Data for the task ->

::::

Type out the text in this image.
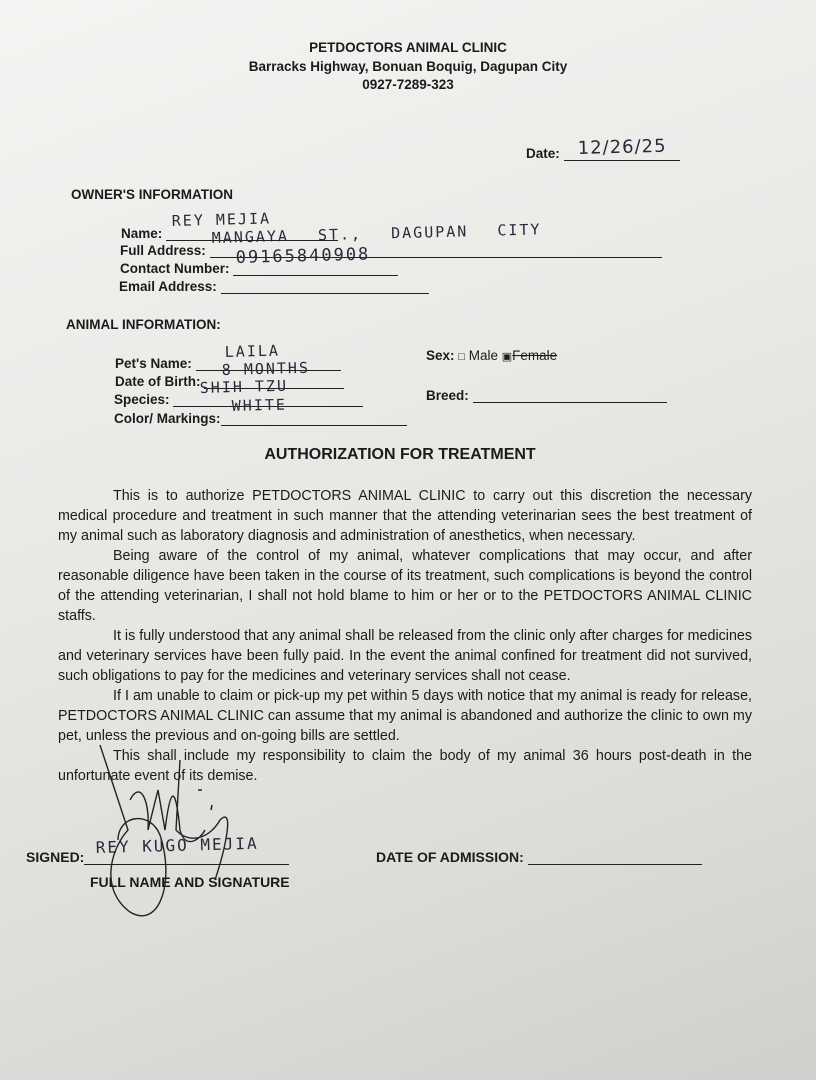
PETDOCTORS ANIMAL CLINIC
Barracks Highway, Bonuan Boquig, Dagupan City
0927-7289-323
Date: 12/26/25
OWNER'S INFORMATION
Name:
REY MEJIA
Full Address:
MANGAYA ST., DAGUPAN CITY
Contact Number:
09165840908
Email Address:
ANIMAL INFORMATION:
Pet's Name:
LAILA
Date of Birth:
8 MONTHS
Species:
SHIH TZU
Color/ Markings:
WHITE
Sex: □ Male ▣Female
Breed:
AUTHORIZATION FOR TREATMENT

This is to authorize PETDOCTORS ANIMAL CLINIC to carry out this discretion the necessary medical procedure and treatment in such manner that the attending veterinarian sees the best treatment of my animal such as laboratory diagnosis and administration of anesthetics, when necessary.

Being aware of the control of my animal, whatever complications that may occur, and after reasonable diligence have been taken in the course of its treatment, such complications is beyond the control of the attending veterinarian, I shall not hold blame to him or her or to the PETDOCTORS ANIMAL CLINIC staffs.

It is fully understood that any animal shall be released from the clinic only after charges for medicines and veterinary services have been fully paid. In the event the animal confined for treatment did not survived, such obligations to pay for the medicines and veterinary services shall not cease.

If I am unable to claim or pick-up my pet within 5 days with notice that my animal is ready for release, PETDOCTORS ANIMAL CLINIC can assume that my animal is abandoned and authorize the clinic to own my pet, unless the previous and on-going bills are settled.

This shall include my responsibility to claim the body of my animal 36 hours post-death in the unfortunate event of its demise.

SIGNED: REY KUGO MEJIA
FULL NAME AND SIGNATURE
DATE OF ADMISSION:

::::

What you need to do ->
All entries must be written out again exactly as given, with no pictures in the copy.

Written answer ->
Type out the text in this image.
PETDOCTORS ANIMAL CLINIC
Barracks Highway, Bonuan Boquig, Dagupan City
0927-7289-323
Date: 12/26/25
OWNER'S INFORMATION
Name:
REY MEJIA
Full Address:
MANGAYA ST., DAGUPAN CITY
Contact Number:
09165840908
Email Address:
ANIMAL INFORMATION:
Pet's Name:
LAILA
Date of Birth:
8 MONTHS
Species:
SHIH TZU
Color/ Markings:
WHITE
Sex: □ Male ▣Female
Breed:
AUTHORIZATION FOR TREATMENT

This is to authorize PETDOCTORS ANIMAL CLINIC to carry out this discretion the necessary medical procedure and treatment in such manner that the attending veterinarian sees the best treatment of my animal such as laboratory diagnosis and administration of anesthetics, when necessary.

Being aware of the control of my animal, whatever complications that may occur, and after reasonable diligence have been taken in the course of its treatment, such complications is beyond the control of the attending veterinarian, I shall not hold blame to him or her or to the PETDOCTORS ANIMAL CLINIC staffs.

It is fully understood that any animal shall be released from the clinic only after charges for medicines and veterinary services have been fully paid. In the event the animal confined for treatment did not survived, such obligations to pay for the medicines and veterinary services shall not cease.

If I am unable to claim or pick-up my pet within 5 days with notice that my animal is ready for release, PETDOCTORS ANIMAL CLINIC can assume that my animal is abandoned and authorize the clinic to own my pet, unless the previous and on-going bills are settled.

This shall include my responsibility to claim the body of my animal 36 hours post-death in the unfortunate event of its demise.

SIGNED: REY KUGO MEJIA
FULL NAME AND SIGNATURE
DATE OF ADMISSION:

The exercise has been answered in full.